▶ **AIM OF THE TASK**
Gather up every line that includes the string "grid".

▶ **A block of data**
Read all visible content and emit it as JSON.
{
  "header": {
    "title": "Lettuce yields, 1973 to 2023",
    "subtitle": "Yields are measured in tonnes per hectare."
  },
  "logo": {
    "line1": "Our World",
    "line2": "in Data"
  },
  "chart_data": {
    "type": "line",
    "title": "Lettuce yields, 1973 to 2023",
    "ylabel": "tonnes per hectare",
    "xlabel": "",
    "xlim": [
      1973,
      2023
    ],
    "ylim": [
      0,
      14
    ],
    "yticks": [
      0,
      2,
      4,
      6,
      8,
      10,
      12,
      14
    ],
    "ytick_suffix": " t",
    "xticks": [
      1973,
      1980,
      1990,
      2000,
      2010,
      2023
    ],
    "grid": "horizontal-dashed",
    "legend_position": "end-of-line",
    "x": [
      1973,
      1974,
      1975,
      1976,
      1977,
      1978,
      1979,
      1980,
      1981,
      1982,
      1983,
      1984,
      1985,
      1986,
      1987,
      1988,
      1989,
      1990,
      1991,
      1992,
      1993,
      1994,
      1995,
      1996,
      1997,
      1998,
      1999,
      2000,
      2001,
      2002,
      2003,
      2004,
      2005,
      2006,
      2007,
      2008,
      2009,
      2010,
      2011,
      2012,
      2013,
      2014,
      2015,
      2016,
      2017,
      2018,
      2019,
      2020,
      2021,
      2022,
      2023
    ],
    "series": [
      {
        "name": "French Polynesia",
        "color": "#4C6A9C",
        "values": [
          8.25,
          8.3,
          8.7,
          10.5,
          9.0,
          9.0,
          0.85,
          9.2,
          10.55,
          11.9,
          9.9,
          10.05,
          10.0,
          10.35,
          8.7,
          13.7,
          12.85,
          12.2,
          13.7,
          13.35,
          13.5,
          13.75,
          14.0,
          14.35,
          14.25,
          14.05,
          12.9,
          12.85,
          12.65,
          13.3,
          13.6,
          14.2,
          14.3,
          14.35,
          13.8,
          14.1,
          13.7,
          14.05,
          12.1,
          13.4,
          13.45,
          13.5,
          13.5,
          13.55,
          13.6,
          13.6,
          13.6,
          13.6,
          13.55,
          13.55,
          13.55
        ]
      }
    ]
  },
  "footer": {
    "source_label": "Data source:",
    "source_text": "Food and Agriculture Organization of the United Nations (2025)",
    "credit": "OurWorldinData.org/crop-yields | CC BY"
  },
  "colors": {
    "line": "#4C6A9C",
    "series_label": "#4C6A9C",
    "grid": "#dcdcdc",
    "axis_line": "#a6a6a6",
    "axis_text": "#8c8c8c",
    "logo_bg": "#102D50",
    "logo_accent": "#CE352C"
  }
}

▶ **OUTPUT FOR THIS EXERCISE**
    "grid": "horizontal-dashed",
    "grid": "#dcdcdc",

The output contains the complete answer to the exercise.